Quote the whole listing word for word. Do not include the pictures.

+-------+

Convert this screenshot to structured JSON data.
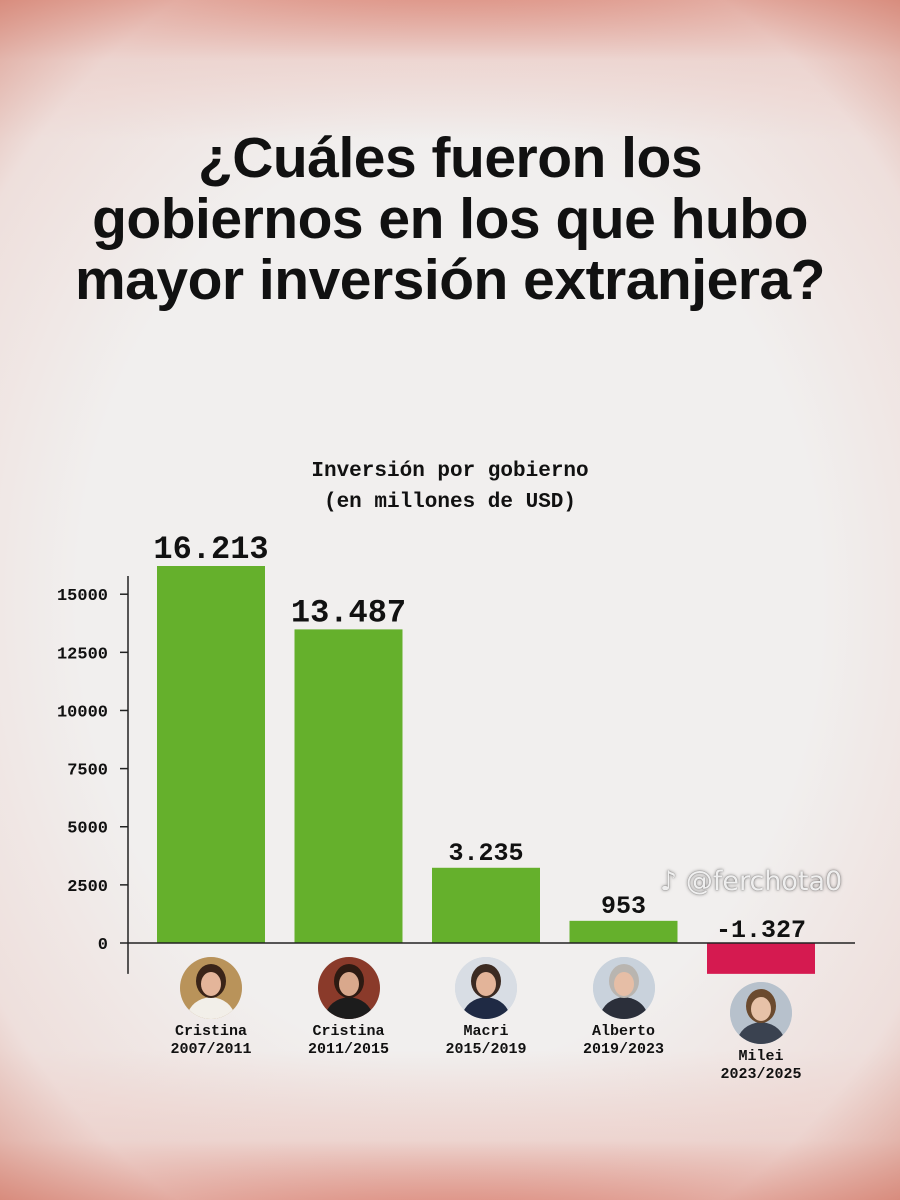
{
  "headline": "¿Cuáles fueron los gobiernos en los que hubo mayor inversión extranjera?",
  "watermark": "@ferchota0",
  "chart_data": {
    "type": "bar",
    "title": "Inversión por gobierno",
    "subtitle": "(en millones de USD)",
    "xlabel": "",
    "ylabel": "",
    "ylim": [
      -1327,
      16213
    ],
    "yticks": [
      0,
      2500,
      5000,
      7500,
      10000,
      12500,
      15000
    ],
    "grid": false,
    "legend": "none",
    "colors": {
      "positive": "#65b02c",
      "negative": "#d51a50"
    },
    "categories": [
      {
        "name": "Cristina",
        "period": "2007/2011"
      },
      {
        "name": "Cristina",
        "period": "2011/2015"
      },
      {
        "name": "Macri",
        "period": "2015/2019"
      },
      {
        "name": "Alberto",
        "period": "2019/2023"
      },
      {
        "name": "Milei",
        "period": "2023/2025"
      }
    ],
    "values": [
      16213,
      13487,
      3235,
      953,
      -1327
    ],
    "value_labels": [
      "16.213",
      "13.487",
      "3.235",
      "953",
      "-1.327"
    ]
  }
}
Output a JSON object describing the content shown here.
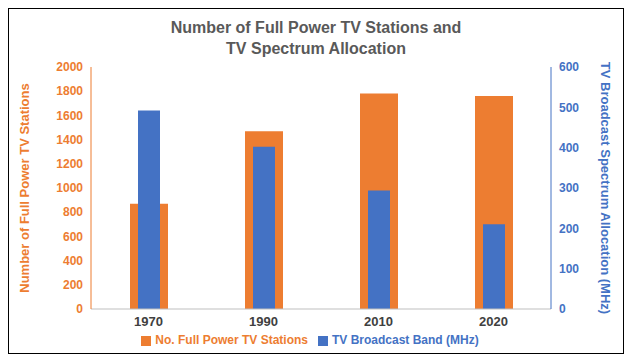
{
  "chart_data": {
    "type": "bar",
    "title": "Number of Full Power TV Stations and TV Spectrum Allocation",
    "categories": [
      "1970",
      "1990",
      "2010",
      "2020"
    ],
    "series": [
      {
        "name": "No. Full Power TV Stations",
        "color": "#ED7D31",
        "values": [
          870,
          1470,
          1780,
          1760
        ]
      },
      {
        "name": "TV Broadcast Band (MHz)",
        "color": "#4472C4",
        "values": [
          492,
          402,
          294,
          210
        ],
        "axis": "y2"
      }
    ],
    "y_label": "Number of Full Power TV Stations",
    "y2_label": "TV Broadcast Spectrum Allocation (MHz)",
    "ylim": [
      0,
      2000
    ],
    "yticks": [
      0,
      200,
      400,
      600,
      800,
      1000,
      1200,
      1400,
      1600,
      1800,
      2000
    ],
    "y2lim": [
      0,
      600
    ],
    "y2ticks": [
      0,
      100,
      200,
      300,
      400,
      500,
      600
    ],
    "grid": false,
    "legend": "bottom"
  }
}
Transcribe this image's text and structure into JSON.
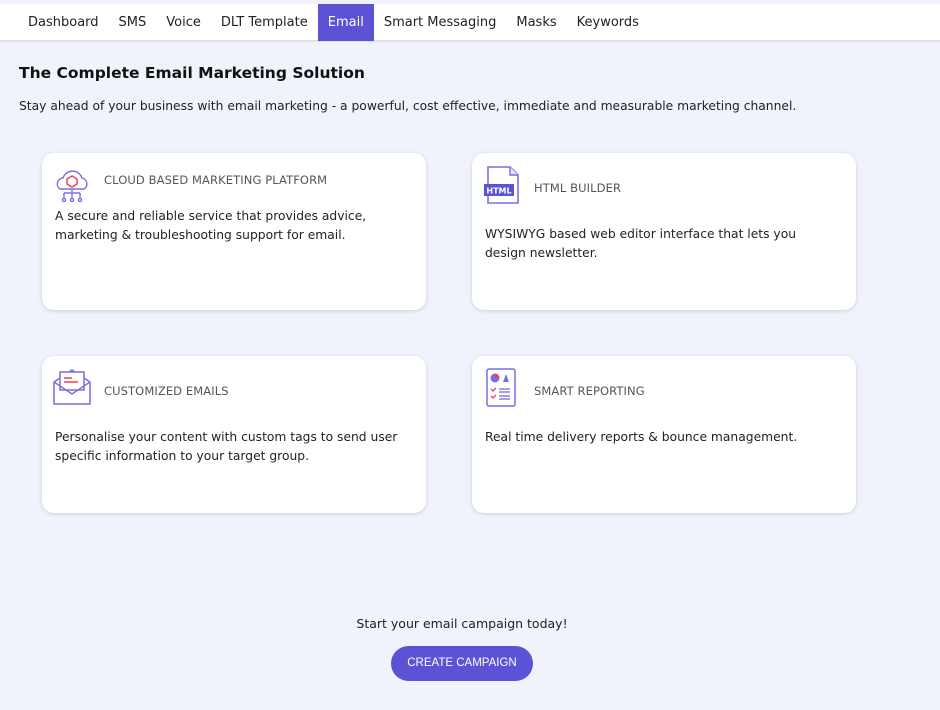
{
  "nav": {
    "tabs": [
      "Dashboard",
      "SMS",
      "Voice",
      "DLT Template",
      "Email",
      "Smart Messaging",
      "Masks",
      "Keywords"
    ],
    "active": "Email"
  },
  "page": {
    "title": "The Complete Email Marketing Solution",
    "subtitle": "Stay ahead of your business with email marketing - a powerful, cost effective, immediate and measurable marketing channel."
  },
  "cards": [
    {
      "icon": "cloud-network-icon",
      "title": "CLOUD BASED MARKETING PLATFORM",
      "desc": "A secure and reliable service that provides advice, marketing & troubleshooting support for email."
    },
    {
      "icon": "html-file-icon",
      "title": "HTML BUILDER",
      "desc": "WYSIWYG based web editor interface that lets you design newsletter.",
      "icon_text": "HTML"
    },
    {
      "icon": "open-envelope-icon",
      "title": "CUSTOMIZED EMAILS",
      "desc": "Personalise your content with custom tags to send user specific information to your target group."
    },
    {
      "icon": "report-icon",
      "title": "SMART REPORTING",
      "desc": "Real time delivery reports & bounce management."
    }
  ],
  "cta": {
    "text": "Start your email campaign today!",
    "button": "CREATE CAMPAIGN"
  },
  "colors": {
    "accent": "#5b52d6",
    "background": "#f0f3fb",
    "icon_highlight": "#e8405a"
  }
}
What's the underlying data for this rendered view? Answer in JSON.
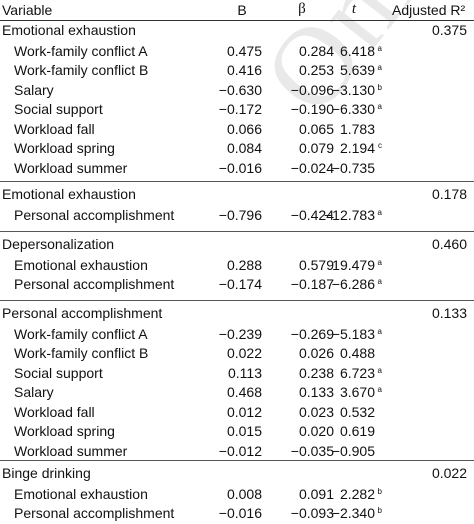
{
  "watermark": "Onli",
  "headers": {
    "variable": "Variable",
    "b": "B",
    "beta": "β",
    "t": "t",
    "adj": "Adjusted R²"
  },
  "groups": [
    {
      "title": "Emotional exhaustion",
      "adj": "0.375",
      "rows": [
        {
          "label": "Work-family conflict A",
          "b": "0.475",
          "beta": "0.284",
          "t": "6.418",
          "sup": "a"
        },
        {
          "label": "Work-family conflict B",
          "b": "0.416",
          "beta": "0.253",
          "t": "5.639",
          "sup": "a"
        },
        {
          "label": "Salary",
          "b": "−0.630",
          "beta": "−0.096",
          "t": "−3.130",
          "sup": "b"
        },
        {
          "label": "Social support",
          "b": "−0.172",
          "beta": "−0.190",
          "t": "−6.330",
          "sup": "a"
        },
        {
          "label": "Workload fall",
          "b": "0.066",
          "beta": "0.065",
          "t": "1.783",
          "sup": ""
        },
        {
          "label": "Workload spring",
          "b": "0.084",
          "beta": "0.079",
          "t": "2.194",
          "sup": "c"
        },
        {
          "label": "Workload summer",
          "b": "−0.016",
          "beta": "−0.024",
          "t": "−0.735",
          "sup": ""
        }
      ]
    },
    {
      "title": "Emotional exhaustion",
      "adj": "0.178",
      "rows": [
        {
          "label": "Personal accomplishment",
          "b": "−0.796",
          "beta": "−0.424",
          "t": "−12.783",
          "sup": "a"
        }
      ]
    },
    {
      "title": "Depersonalization",
      "adj": "0.460",
      "rows": [
        {
          "label": "Emotional exhaustion",
          "b": "0.288",
          "beta": "0.579",
          "t": "19.479",
          "sup": "a"
        },
        {
          "label": "Personal accomplishment",
          "b": "−0.174",
          "beta": "−0.187",
          "t": "−6.286",
          "sup": "a"
        }
      ]
    },
    {
      "title": "Personal accomplishment",
      "adj": "0.133",
      "rows": [
        {
          "label": "Work-family conflict A",
          "b": "−0.239",
          "beta": "−0.269",
          "t": "−5.183",
          "sup": "a"
        },
        {
          "label": "Work-family conflict B",
          "b": "0.022",
          "beta": "0.026",
          "t": "0.488",
          "sup": ""
        },
        {
          "label": "Social support",
          "b": "0.113",
          "beta": "0.238",
          "t": "6.723",
          "sup": "a"
        },
        {
          "label": "Salary",
          "b": "0.468",
          "beta": "0.133",
          "t": "3.670",
          "sup": "a"
        },
        {
          "label": "Workload fall",
          "b": "0.012",
          "beta": "0.023",
          "t": "0.532",
          "sup": ""
        },
        {
          "label": "Workload spring",
          "b": "0.015",
          "beta": "0.020",
          "t": "0.619",
          "sup": ""
        },
        {
          "label": "Workload summer",
          "b": "−0.012",
          "beta": "−0.035",
          "t": "−0.905",
          "sup": ""
        }
      ]
    },
    {
      "title": "Binge drinking",
      "adj": "0.022",
      "rows": [
        {
          "label": "Emotional exhaustion",
          "b": "0.008",
          "beta": "0.091",
          "t": "2.282",
          "sup": "b"
        },
        {
          "label": "Personal accomplishment",
          "b": "−0.016",
          "beta": "−0.093",
          "t": "−2.340",
          "sup": "b"
        }
      ]
    }
  ]
}
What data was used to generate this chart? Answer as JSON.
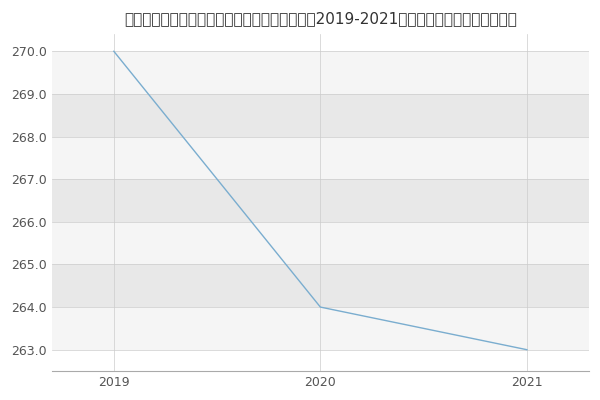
{
  "title": "太原科技大学计算机科学与技术学院软件工程（2019-2021历年复试）研究生录取分数线",
  "x": [
    2019,
    2020,
    2021
  ],
  "y": [
    270,
    264,
    263
  ],
  "line_color": "#7aadcf",
  "ylim": [
    262.5,
    270.4
  ],
  "yticks": [
    263.0,
    264.0,
    265.0,
    266.0,
    267.0,
    268.0,
    269.0,
    270.0
  ],
  "xticks": [
    2019,
    2020,
    2021
  ],
  "fig_bg_color": "#ffffff",
  "band_light": "#f5f5f5",
  "band_dark": "#e8e8e8",
  "title_fontsize": 11,
  "tick_fontsize": 9,
  "xlim": [
    2018.7,
    2021.3
  ]
}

+-------+

## TASK RESPONSE
Convert this screenshot to structured JSON data.
{
  "headline": "¿Cuáles fueron los gobiernos en los que hubo mayor inversión extranjera?",
  "watermark": "@ferchota0",
  "chart_data": {
    "type": "bar",
    "title": "Inversión por gobierno",
    "subtitle": "(en millones de USD)",
    "xlabel": "",
    "ylabel": "",
    "ylim": [
      -1327,
      16213
    ],
    "yticks": [
      0,
      2500,
      5000,
      7500,
      10000,
      12500,
      15000
    ],
    "grid": false,
    "legend": "none",
    "colors": {
      "positive": "#65b02c",
      "negative": "#d51a50"
    },
    "categories": [
      {
        "name": "Cristina",
        "period": "2007/2011"
      },
      {
        "name": "Cristina",
        "period": "2011/2015"
      },
      {
        "name": "Macri",
        "period": "2015/2019"
      },
      {
        "name": "Alberto",
        "period": "2019/2023"
      },
      {
        "name": "Milei",
        "period": "2023/2025"
      }
    ],
    "values": [
      16213,
      13487,
      3235,
      953,
      -1327
    ],
    "value_labels": [
      "16.213",
      "13.487",
      "3.235",
      "953",
      "-1.327"
    ]
  }
}
Output a JSON object describing the content shown here.
{
  "chart_data": {
    "type": "bar",
    "title": "Number of Full Power TV Stations and TV Spectrum Allocation",
    "categories": [
      "1970",
      "1990",
      "2010",
      "2020"
    ],
    "series": [
      {
        "name": "No. Full Power TV Stations",
        "color": "#ED7D31",
        "values": [
          870,
          1470,
          1780,
          1760
        ]
      },
      {
        "name": "TV Broadcast Band (MHz)",
        "color": "#4472C4",
        "values": [
          492,
          402,
          294,
          210
        ],
        "axis": "y2"
      }
    ],
    "y_label": "Number of Full Power TV Stations",
    "y2_label": "TV Broadcast Spectrum Allocation (MHz)",
    "ylim": [
      0,
      2000
    ],
    "yticks": [
      0,
      200,
      400,
      600,
      800,
      1000,
      1200,
      1400,
      1600,
      1800,
      2000
    ],
    "y2lim": [
      0,
      600
    ],
    "y2ticks": [
      0,
      100,
      200,
      300,
      400,
      500,
      600
    ],
    "grid": false,
    "legend": "bottom"
  }
}
Transcribe this image's text and structure into JSON.
{
  "nav": {
    "tabs": [
      "Dashboard",
      "SMS",
      "Voice",
      "DLT Template",
      "Email",
      "Smart Messaging",
      "Masks",
      "Keywords"
    ],
    "active": "Email"
  },
  "page": {
    "title": "The Complete Email Marketing Solution",
    "subtitle": "Stay ahead of your business with email marketing - a powerful, cost effective, immediate and measurable marketing channel."
  },
  "cards": [
    {
      "icon": "cloud-network-icon",
      "title": "CLOUD BASED MARKETING PLATFORM",
      "desc": "A secure and reliable service that provides advice, marketing & troubleshooting support for email."
    },
    {
      "icon": "html-file-icon",
      "title": "HTML BUILDER",
      "desc": "WYSIWYG based web editor interface that lets you design newsletter.",
      "icon_text": "HTML"
    },
    {
      "icon": "open-envelope-icon",
      "title": "CUSTOMIZED EMAILS",
      "desc": "Personalise your content with custom tags to send user specific information to your target group."
    },
    {
      "icon": "report-icon",
      "title": "SMART REPORTING",
      "desc": "Real time delivery reports & bounce management."
    }
  ],
  "cta": {
    "text": "Start your email campaign today!",
    "button": "CREATE CAMPAIGN"
  },
  "colors": {
    "accent": "#5b52d6",
    "background": "#f0f3fb",
    "icon_highlight": "#e8405a"
  }
}
What's the underlying data for this rendered view? Answer in JSON.
{
  "watermark": "Onli",
  "headers": {
    "variable": "Variable",
    "b": "B",
    "beta": "β",
    "t": "t",
    "adj": "Adjusted R²"
  },
  "groups": [
    {
      "title": "Emotional exhaustion",
      "adj": "0.375",
      "rows": [
        {
          "label": "Work-family conflict A",
          "b": "0.475",
          "beta": "0.284",
          "t": "6.418",
          "sup": "a"
        },
        {
          "label": "Work-family conflict B",
          "b": "0.416",
          "beta": "0.253",
          "t": "5.639",
          "sup": "a"
        },
        {
          "label": "Salary",
          "b": "−0.630",
          "beta": "−0.096",
          "t": "−3.130",
          "sup": "b"
        },
        {
          "label": "Social support",
          "b": "−0.172",
          "beta": "−0.190",
          "t": "−6.330",
          "sup": "a"
        },
        {
          "label": "Workload fall",
          "b": "0.066",
          "beta": "0.065",
          "t": "1.783",
          "sup": ""
        },
        {
          "label": "Workload spring",
          "b": "0.084",
          "beta": "0.079",
          "t": "2.194",
          "sup": "c"
        },
        {
          "label": "Workload summer",
          "b": "−0.016",
          "beta": "−0.024",
          "t": "−0.735",
          "sup": ""
        }
      ]
    },
    {
      "title": "Emotional exhaustion",
      "adj": "0.178",
      "rows": [
        {
          "label": "Personal accomplishment",
          "b": "−0.796",
          "beta": "−0.424",
          "t": "−12.783",
          "sup": "a"
        }
      ]
    },
    {
      "title": "Depersonalization",
      "adj": "0.460",
      "rows": [
        {
          "label": "Emotional exhaustion",
          "b": "0.288",
          "beta": "0.579",
          "t": "19.479",
          "sup": "a"
        },
        {
          "label": "Personal accomplishment",
          "b": "−0.174",
          "beta": "−0.187",
          "t": "−6.286",
          "sup": "a"
        }
      ]
    },
    {
      "title": "Personal accomplishment",
      "adj": "0.133",
      "rows": [
        {
          "label": "Work-family conflict A",
          "b": "−0.239",
          "beta": "−0.269",
          "t": "−5.183",
          "sup": "a"
        },
        {
          "label": "Work-family conflict B",
          "b": "0.022",
          "beta": "0.026",
          "t": "0.488",
          "sup": ""
        },
        {
          "label": "Social support",
          "b": "0.113",
          "beta": "0.238",
          "t": "6.723",
          "sup": "a"
        },
        {
          "label": "Salary",
          "b": "0.468",
          "beta": "0.133",
          "t": "3.670",
          "sup": "a"
        },
        {
          "label": "Workload fall",
          "b": "0.012",
          "beta": "0.023",
          "t": "0.532",
          "sup": ""
        },
        {
          "label": "Workload spring",
          "b": "0.015",
          "beta": "0.020",
          "t": "0.619",
          "sup": ""
        },
        {
          "label": "Workload summer",
          "b": "−0.012",
          "beta": "−0.035",
          "t": "−0.905",
          "sup": ""
        }
      ]
    },
    {
      "title": "Binge drinking",
      "adj": "0.022",
      "rows": [
        {
          "label": "Emotional exhaustion",
          "b": "0.008",
          "beta": "0.091",
          "t": "2.282",
          "sup": "b"
        },
        {
          "label": "Personal accomplishment",
          "b": "−0.016",
          "beta": "−0.093",
          "t": "−2.340",
          "sup": "b"
        }
      ]
    }
  ]
}
What data was used to generate this chart? Answer as JSON.
{
  "title": "太原科技大学计算机科学与技术学院软件工程（2019-2021历年复试）研究生录取分数线",
  "x": [
    2019,
    2020,
    2021
  ],
  "y": [
    270,
    264,
    263
  ],
  "line_color": "#7aadcf",
  "ylim": [
    262.5,
    270.4
  ],
  "yticks": [
    263.0,
    264.0,
    265.0,
    266.0,
    267.0,
    268.0,
    269.0,
    270.0
  ],
  "xticks": [
    2019,
    2020,
    2021
  ],
  "fig_bg_color": "#ffffff",
  "band_light": "#f5f5f5",
  "band_dark": "#e8e8e8",
  "title_fontsize": 11,
  "tick_fontsize": 9,
  "xlim": [
    2018.7,
    2021.3
  ]
}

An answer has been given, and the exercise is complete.